Objective: Could every line of the data be printed exactly as it reads?

Data excerpts:
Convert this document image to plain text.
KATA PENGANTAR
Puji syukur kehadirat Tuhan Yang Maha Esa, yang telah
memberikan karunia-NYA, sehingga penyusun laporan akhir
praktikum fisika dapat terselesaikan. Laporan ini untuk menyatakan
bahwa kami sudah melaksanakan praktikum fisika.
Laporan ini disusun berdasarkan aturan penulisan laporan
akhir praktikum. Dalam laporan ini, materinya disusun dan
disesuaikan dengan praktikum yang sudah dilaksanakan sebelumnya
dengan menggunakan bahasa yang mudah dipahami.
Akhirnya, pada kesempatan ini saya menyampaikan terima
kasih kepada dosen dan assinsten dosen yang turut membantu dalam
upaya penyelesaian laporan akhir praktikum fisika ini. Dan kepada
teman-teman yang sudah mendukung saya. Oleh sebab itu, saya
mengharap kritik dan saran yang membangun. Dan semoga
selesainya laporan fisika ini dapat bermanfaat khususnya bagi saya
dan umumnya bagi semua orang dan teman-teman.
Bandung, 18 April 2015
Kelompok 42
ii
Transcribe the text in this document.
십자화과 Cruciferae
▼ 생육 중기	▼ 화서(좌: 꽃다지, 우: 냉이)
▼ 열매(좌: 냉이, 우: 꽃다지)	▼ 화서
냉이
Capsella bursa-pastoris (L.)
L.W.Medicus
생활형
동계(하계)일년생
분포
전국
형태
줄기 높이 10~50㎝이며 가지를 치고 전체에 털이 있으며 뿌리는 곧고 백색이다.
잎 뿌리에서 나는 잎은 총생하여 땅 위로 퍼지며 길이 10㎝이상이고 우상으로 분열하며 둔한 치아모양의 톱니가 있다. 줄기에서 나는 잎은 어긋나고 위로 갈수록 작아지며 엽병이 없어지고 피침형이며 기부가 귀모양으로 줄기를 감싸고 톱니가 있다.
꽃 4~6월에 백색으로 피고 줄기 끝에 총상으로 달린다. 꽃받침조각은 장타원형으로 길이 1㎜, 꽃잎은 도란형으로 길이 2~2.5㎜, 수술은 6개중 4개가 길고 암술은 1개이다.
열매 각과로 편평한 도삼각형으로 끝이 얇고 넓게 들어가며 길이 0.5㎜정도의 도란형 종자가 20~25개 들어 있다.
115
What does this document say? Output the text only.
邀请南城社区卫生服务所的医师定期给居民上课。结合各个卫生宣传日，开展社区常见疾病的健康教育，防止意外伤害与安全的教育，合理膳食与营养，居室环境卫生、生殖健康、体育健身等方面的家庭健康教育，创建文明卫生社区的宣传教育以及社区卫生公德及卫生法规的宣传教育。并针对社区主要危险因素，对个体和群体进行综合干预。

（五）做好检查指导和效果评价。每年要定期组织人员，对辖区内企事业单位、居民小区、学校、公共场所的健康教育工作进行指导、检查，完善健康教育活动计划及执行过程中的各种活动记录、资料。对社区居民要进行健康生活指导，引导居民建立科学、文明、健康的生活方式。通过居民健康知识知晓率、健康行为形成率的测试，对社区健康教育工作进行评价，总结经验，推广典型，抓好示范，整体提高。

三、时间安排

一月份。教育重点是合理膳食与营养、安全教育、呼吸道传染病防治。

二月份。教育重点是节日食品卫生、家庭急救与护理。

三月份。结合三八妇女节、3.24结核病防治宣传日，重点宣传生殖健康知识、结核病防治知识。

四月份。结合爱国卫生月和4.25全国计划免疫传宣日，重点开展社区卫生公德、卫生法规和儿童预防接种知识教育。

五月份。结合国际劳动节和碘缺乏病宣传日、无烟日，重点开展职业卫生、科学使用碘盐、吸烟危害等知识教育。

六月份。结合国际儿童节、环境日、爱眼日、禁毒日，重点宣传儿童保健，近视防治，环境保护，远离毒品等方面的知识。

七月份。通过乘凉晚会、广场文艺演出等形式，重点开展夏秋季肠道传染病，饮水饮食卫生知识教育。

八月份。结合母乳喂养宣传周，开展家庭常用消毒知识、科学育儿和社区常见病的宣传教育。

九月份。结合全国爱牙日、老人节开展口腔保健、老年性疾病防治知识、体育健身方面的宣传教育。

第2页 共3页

Response:
Convert this document image to plain text.
KATA PENGANTAR
Puji syukur kehadirat Tuhan Yang Maha Esa, yang telah
memberikan karunia-NYA, sehingga penyusun laporan akhir
praktikum fisika dapat terselesaikan. Laporan ini untuk menyatakan
bahwa kami sudah melaksanakan praktikum fisika.
Laporan ini disusun berdasarkan aturan penulisan laporan
akhir praktikum. Dalam laporan ini, materinya disusun dan
disesuaikan dengan praktikum yang sudah dilaksanakan sebelumnya
dengan menggunakan bahasa yang mudah dipahami.
Akhirnya, pada kesempatan ini saya menyampaikan terima
kasih kepada dosen dan assinsten dosen yang turut membantu dalam
upaya penyelesaian laporan akhir praktikum fisika ini. Dan kepada
teman-teman yang sudah mendukung saya. Oleh sebab itu, saya
mengharap kritik dan saran yang membangun. Dan semoga
selesainya laporan fisika ini dapat bermanfaat khususnya bagi saya
dan umumnya bagi semua orang dan teman-teman.
Bandung, 18 April 2015
Kelompok 42
ii
Transcribe the text in this document.
십자화과 Cruciferae
▼ 생육 중기	▼ 화서(좌: 꽃다지, 우: 냉이)
▼ 열매(좌: 냉이, 우: 꽃다지)	▼ 화서
냉이
Capsella bursa-pastoris (L.)
L.W.Medicus
생활형
동계(하계)일년생
분포
전국
형태
줄기 높이 10~50㎝이며 가지를 치고 전체에 털이 있으며 뿌리는 곧고 백색이다.
잎 뿌리에서 나는 잎은 총생하여 땅 위로 퍼지며 길이 10㎝이상이고 우상으로 분열하며 둔한 치아모양의 톱니가 있다. 줄기에서 나는 잎은 어긋나고 위로 갈수록 작아지며 엽병이 없어지고 피침형이며 기부가 귀모양으로 줄기를 감싸고 톱니가 있다.
꽃 4~6월에 백색으로 피고 줄기 끝에 총상으로 달린다. 꽃받침조각은 장타원형으로 길이 1㎜, 꽃잎은 도란형으로 길이 2~2.5㎜, 수술은 6개중 4개가 길고 암술은 1개이다.
열매 각과로 편평한 도삼각형으로 끝이 얇고 넓게 들어가며 길이 0.5㎜정도의 도란형 종자가 20~25개 들어 있다.
115
What does this document say? Output the text only.
邀请南城社区卫生服务所的医师定期给居民上课。结合各个卫生宣传日，开展社区常见疾病的健康教育，防止意外伤害与安全的教育，合理膳食与营养，居室环境卫生、生殖健康、体育健身等方面的家庭健康教育，创建文明卫生社区的宣传教育以及社区卫生公德及卫生法规的宣传教育。并针对社区主要危险因素，对个体和群体进行综合干预。

（五）做好检查指导和效果评价。每年要定期组织人员，对辖区内企事业单位、居民小区、学校、公共场所的健康教育工作进行指导、检查，完善健康教育活动计划及执行过程中的各种活动记录、资料。对社区居民要进行健康生活指导，引导居民建立科学、文明、健康的生活方式。通过居民健康知识知晓率、健康行为形成率的测试，对社区健康教育工作进行评价，总结经验，推广典型，抓好示范，整体提高。

三、时间安排

一月份。教育重点是合理膳食与营养、安全教育、呼吸道传染病防治。

二月份。教育重点是节日食品卫生、家庭急救与护理。

三月份。结合三八妇女节、3.24结核病防治宣传日，重点宣传生殖健康知识、结核病防治知识。

四月份。结合爱国卫生月和4.25全国计划免疫传宣日，重点开展社区卫生公德、卫生法规和儿童预防接种知识教育。

五月份。结合国际劳动节和碘缺乏病宣传日、无烟日，重点开展职业卫生、科学使用碘盐、吸烟危害等知识教育。

六月份。结合国际儿童节、环境日、爱眼日、禁毒日，重点宣传儿童保健，近视防治，环境保护，远离毒品等方面的知识。

七月份。通过乘凉晚会、广场文艺演出等形式，重点开展夏秋季肠道传染病，饮水饮食卫生知识教育。

八月份。结合母乳喂养宣传周，开展家庭常用消毒知识、科学育儿和社区常见病的宣传教育。

九月份。结合全国爱牙日、老人节开展口腔保健、老年性疾病防治知识、体育健身方面的宣传教育。

第2页 共3页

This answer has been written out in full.